Stored records:
"""

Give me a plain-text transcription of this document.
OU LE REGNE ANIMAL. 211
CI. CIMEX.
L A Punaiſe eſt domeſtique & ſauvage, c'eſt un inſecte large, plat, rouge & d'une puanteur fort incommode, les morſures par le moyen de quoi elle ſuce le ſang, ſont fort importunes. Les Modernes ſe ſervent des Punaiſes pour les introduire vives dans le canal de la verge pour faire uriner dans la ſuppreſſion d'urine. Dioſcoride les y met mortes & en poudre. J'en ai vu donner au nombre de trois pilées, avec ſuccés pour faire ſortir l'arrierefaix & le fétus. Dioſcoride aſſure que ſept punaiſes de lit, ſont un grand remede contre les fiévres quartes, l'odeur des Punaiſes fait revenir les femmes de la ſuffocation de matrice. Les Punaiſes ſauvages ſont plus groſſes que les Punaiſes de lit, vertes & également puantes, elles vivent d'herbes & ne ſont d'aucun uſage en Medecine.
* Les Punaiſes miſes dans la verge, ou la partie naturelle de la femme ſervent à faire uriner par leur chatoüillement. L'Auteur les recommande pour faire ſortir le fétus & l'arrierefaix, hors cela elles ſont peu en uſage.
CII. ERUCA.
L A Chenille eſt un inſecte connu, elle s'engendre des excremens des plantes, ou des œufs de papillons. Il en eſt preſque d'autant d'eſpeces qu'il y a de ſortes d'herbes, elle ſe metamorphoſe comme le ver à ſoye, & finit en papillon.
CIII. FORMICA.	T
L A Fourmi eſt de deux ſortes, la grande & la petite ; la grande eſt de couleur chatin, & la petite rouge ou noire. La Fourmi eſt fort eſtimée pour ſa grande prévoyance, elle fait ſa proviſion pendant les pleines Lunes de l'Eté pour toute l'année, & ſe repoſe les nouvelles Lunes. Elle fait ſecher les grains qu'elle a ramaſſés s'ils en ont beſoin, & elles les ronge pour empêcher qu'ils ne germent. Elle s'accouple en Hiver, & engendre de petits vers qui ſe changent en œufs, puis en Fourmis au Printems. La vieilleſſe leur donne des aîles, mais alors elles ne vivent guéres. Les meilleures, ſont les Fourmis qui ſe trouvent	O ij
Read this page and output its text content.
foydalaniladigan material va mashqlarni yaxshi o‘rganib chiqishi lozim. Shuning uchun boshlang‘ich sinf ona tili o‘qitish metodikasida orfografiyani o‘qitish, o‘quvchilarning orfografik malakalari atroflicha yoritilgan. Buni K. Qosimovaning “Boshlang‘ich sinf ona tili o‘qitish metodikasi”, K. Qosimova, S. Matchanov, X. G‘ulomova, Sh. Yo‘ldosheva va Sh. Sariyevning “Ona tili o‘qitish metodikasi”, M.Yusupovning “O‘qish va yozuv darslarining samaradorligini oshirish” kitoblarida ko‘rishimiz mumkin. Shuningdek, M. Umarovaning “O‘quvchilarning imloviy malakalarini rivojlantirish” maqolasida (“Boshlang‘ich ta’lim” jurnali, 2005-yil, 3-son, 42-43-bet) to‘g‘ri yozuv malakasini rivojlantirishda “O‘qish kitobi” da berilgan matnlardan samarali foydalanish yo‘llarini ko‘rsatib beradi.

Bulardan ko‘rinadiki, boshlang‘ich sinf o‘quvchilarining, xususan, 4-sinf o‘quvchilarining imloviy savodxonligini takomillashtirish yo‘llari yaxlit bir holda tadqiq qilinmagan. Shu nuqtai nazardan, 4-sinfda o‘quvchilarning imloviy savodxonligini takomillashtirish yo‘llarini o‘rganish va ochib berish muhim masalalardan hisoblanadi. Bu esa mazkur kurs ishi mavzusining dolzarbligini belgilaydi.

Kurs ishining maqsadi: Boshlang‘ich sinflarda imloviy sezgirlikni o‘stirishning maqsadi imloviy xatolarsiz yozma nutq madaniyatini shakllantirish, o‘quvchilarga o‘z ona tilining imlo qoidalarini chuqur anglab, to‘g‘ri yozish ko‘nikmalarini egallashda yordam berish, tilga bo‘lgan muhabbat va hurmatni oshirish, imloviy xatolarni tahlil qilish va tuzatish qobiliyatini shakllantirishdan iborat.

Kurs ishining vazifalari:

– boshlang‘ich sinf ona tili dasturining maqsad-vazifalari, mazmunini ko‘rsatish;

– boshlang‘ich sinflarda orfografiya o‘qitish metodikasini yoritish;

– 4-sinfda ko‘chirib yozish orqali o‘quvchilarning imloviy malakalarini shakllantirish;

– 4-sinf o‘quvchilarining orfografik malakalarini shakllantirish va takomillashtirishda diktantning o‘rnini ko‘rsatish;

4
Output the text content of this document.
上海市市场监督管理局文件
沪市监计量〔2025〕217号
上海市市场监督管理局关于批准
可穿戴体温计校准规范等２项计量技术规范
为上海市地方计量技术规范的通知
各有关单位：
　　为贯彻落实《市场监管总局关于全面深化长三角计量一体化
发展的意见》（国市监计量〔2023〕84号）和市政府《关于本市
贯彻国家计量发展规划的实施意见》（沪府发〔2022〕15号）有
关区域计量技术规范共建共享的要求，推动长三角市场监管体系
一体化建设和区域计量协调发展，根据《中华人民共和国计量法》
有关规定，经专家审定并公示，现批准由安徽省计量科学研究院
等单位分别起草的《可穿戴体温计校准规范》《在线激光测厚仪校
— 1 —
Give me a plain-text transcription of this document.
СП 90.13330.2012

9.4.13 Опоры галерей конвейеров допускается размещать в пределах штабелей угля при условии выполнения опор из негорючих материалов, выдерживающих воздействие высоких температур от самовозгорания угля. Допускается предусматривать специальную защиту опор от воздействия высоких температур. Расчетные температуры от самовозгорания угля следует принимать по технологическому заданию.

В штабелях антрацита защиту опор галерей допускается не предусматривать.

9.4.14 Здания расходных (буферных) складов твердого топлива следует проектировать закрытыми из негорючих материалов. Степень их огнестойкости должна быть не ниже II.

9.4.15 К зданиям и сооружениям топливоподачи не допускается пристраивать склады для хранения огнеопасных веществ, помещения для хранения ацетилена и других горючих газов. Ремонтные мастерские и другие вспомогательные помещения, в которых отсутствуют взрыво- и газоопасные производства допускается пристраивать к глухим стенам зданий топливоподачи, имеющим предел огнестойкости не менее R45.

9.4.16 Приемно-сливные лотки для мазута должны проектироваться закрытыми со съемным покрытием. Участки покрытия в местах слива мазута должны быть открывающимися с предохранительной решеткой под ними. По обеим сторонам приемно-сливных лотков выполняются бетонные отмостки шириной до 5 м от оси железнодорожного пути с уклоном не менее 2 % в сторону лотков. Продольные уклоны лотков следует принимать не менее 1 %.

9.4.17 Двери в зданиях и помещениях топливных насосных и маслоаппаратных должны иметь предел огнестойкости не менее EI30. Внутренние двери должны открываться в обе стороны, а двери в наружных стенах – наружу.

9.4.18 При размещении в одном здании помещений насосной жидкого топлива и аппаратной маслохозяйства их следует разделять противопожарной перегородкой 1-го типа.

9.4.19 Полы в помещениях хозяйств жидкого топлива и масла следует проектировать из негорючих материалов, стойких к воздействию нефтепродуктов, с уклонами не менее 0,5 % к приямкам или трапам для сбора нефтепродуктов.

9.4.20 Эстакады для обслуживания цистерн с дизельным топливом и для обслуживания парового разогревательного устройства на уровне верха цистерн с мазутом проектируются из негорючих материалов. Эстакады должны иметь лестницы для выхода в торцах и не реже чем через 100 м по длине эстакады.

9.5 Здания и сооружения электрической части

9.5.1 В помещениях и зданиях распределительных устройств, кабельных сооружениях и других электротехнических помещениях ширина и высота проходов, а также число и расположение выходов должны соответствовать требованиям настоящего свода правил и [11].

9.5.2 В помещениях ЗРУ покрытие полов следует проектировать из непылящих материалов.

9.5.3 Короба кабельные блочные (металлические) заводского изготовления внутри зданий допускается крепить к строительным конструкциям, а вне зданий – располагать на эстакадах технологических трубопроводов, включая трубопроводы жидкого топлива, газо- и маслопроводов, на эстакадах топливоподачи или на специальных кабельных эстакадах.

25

"""

• [WHAT NEEDS TO BE DONE] Go through the records above, find every line with the word "иметь", and list those lines.

• [SOLUTION]
9.4.17 Двери в зданиях и помещениях топливных насосных и маслоаппаратных должны иметь предел огнестойкости не менее EI30. Внутренние двери должны открываться в обе стороны, а двери в наружных стенах – наружу.
9.4.20 Эстакады для обслуживания цистерн с дизельным топливом и для обслуживания парового разогревательного устройства на уровне верха цистерн с мазутом проектируются из негорючих материалов. Эстакады должны иметь лестницы для выхода в торцах и не реже чем через 100 м по длине эстакады.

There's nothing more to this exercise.